[Figure data in JSON]

★ ★ ★ ★ ★

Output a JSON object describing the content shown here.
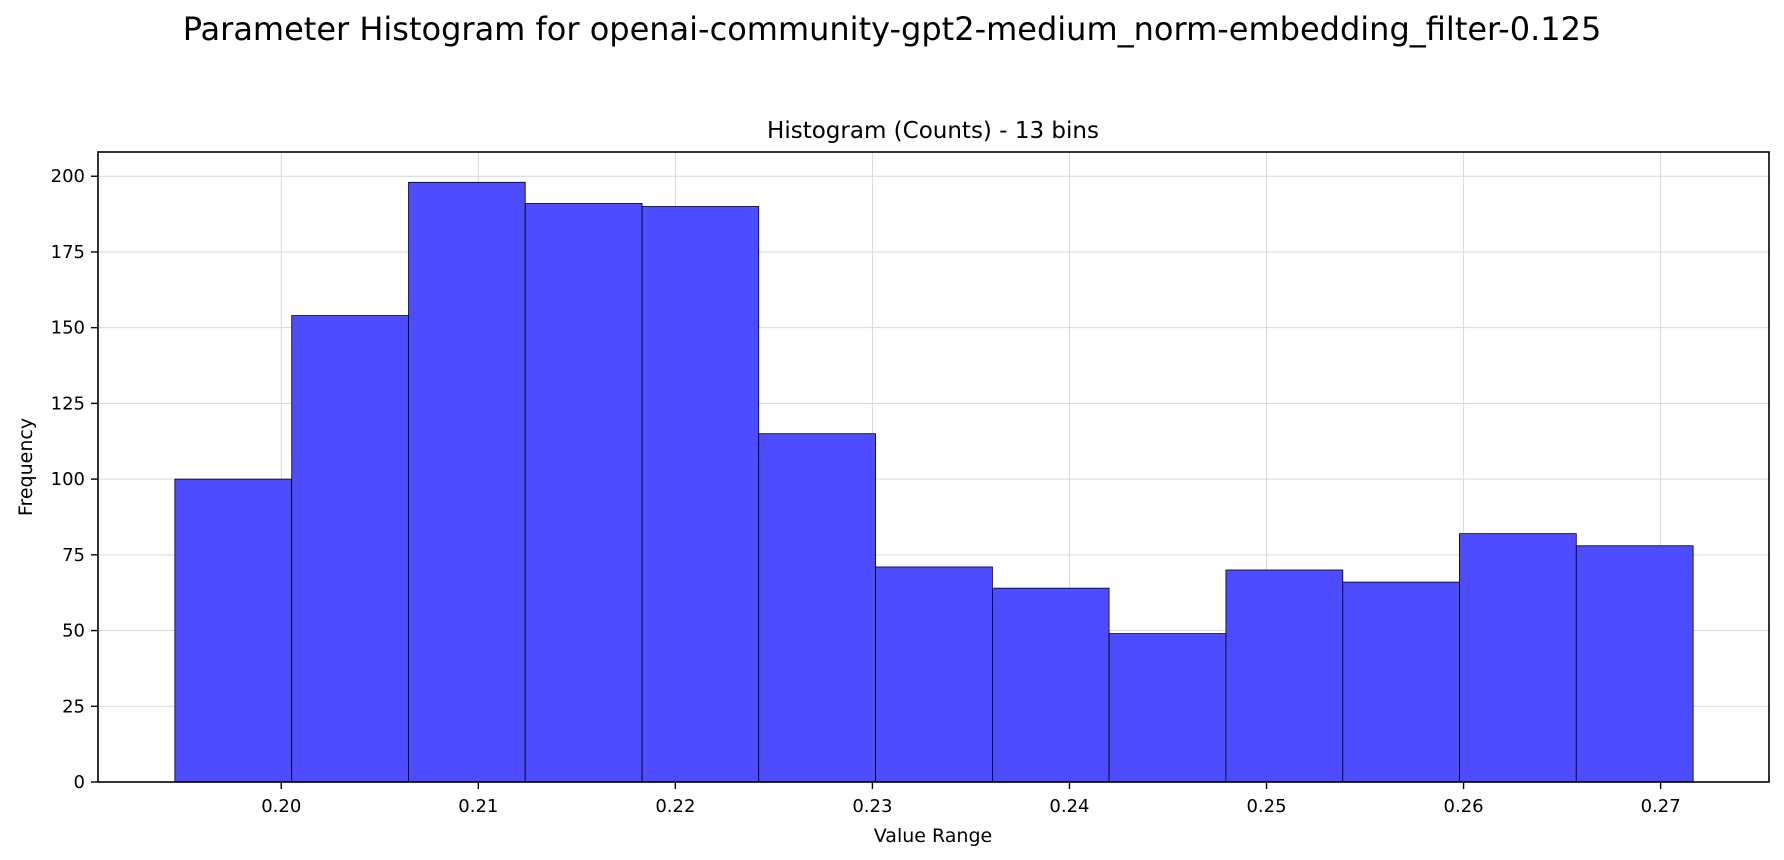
{
  "figure": {
    "suptitle": "Parameter Histogram for openai-community-gpt2-medium_norm-embedding_filter-0.125"
  },
  "chart_data": {
    "type": "bar",
    "title": "Histogram (Counts) - 13 bins",
    "xlabel": "Value Range",
    "ylabel": "Frequency",
    "bin_edges": [
      0.1946,
      0.20053,
      0.20646,
      0.21238,
      0.21831,
      0.22423,
      0.23016,
      0.23609,
      0.24201,
      0.24794,
      0.25387,
      0.25979,
      0.26572,
      0.27165
    ],
    "values": [
      100,
      154,
      198,
      191,
      190,
      115,
      71,
      64,
      49,
      70,
      66,
      82,
      78
    ],
    "xlim": [
      0.1907,
      0.2755
    ],
    "ylim": [
      0,
      208
    ],
    "xticks": [
      0.2,
      0.21,
      0.22,
      0.23,
      0.24,
      0.25,
      0.26,
      0.27
    ],
    "xtick_labels": [
      "0.20",
      "0.21",
      "0.22",
      "0.23",
      "0.24",
      "0.25",
      "0.26",
      "0.27"
    ],
    "yticks": [
      0,
      25,
      50,
      75,
      100,
      125,
      150,
      175,
      200
    ],
    "ytick_labels": [
      "0",
      "25",
      "50",
      "75",
      "100",
      "125",
      "150",
      "175",
      "200"
    ],
    "bar_color": "#4d4dff",
    "edge_color": "#000000",
    "grid": true,
    "legend": false
  }
}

★ ★ ★ ★ ★

Except for the pictures, copy the material above exactly.

→ OUTPUT
Output a JSON object describing the content shown here.
{
  "figure": {
    "suptitle": "Parameter Histogram for openai-community-gpt2-medium_norm-embedding_filter-0.125"
  },
  "chart_data": {
    "type": "bar",
    "title": "Histogram (Counts) - 13 bins",
    "xlabel": "Value Range",
    "ylabel": "Frequency",
    "bin_edges": [
      0.1946,
      0.20053,
      0.20646,
      0.21238,
      0.21831,
      0.22423,
      0.23016,
      0.23609,
      0.24201,
      0.24794,
      0.25387,
      0.25979,
      0.26572,
      0.27165
    ],
    "values": [
      100,
      154,
      198,
      191,
      190,
      115,
      71,
      64,
      49,
      70,
      66,
      82,
      78
    ],
    "xlim": [
      0.1907,
      0.2755
    ],
    "ylim": [
      0,
      208
    ],
    "xticks": [
      0.2,
      0.21,
      0.22,
      0.23,
      0.24,
      0.25,
      0.26,
      0.27
    ],
    "xtick_labels": [
      "0.20",
      "0.21",
      "0.22",
      "0.23",
      "0.24",
      "0.25",
      "0.26",
      "0.27"
    ],
    "yticks": [
      0,
      25,
      50,
      75,
      100,
      125,
      150,
      175,
      200
    ],
    "ytick_labels": [
      "0",
      "25",
      "50",
      "75",
      "100",
      "125",
      "150",
      "175",
      "200"
    ],
    "bar_color": "#4d4dff",
    "edge_color": "#000000",
    "grid": true,
    "legend": false
  }
}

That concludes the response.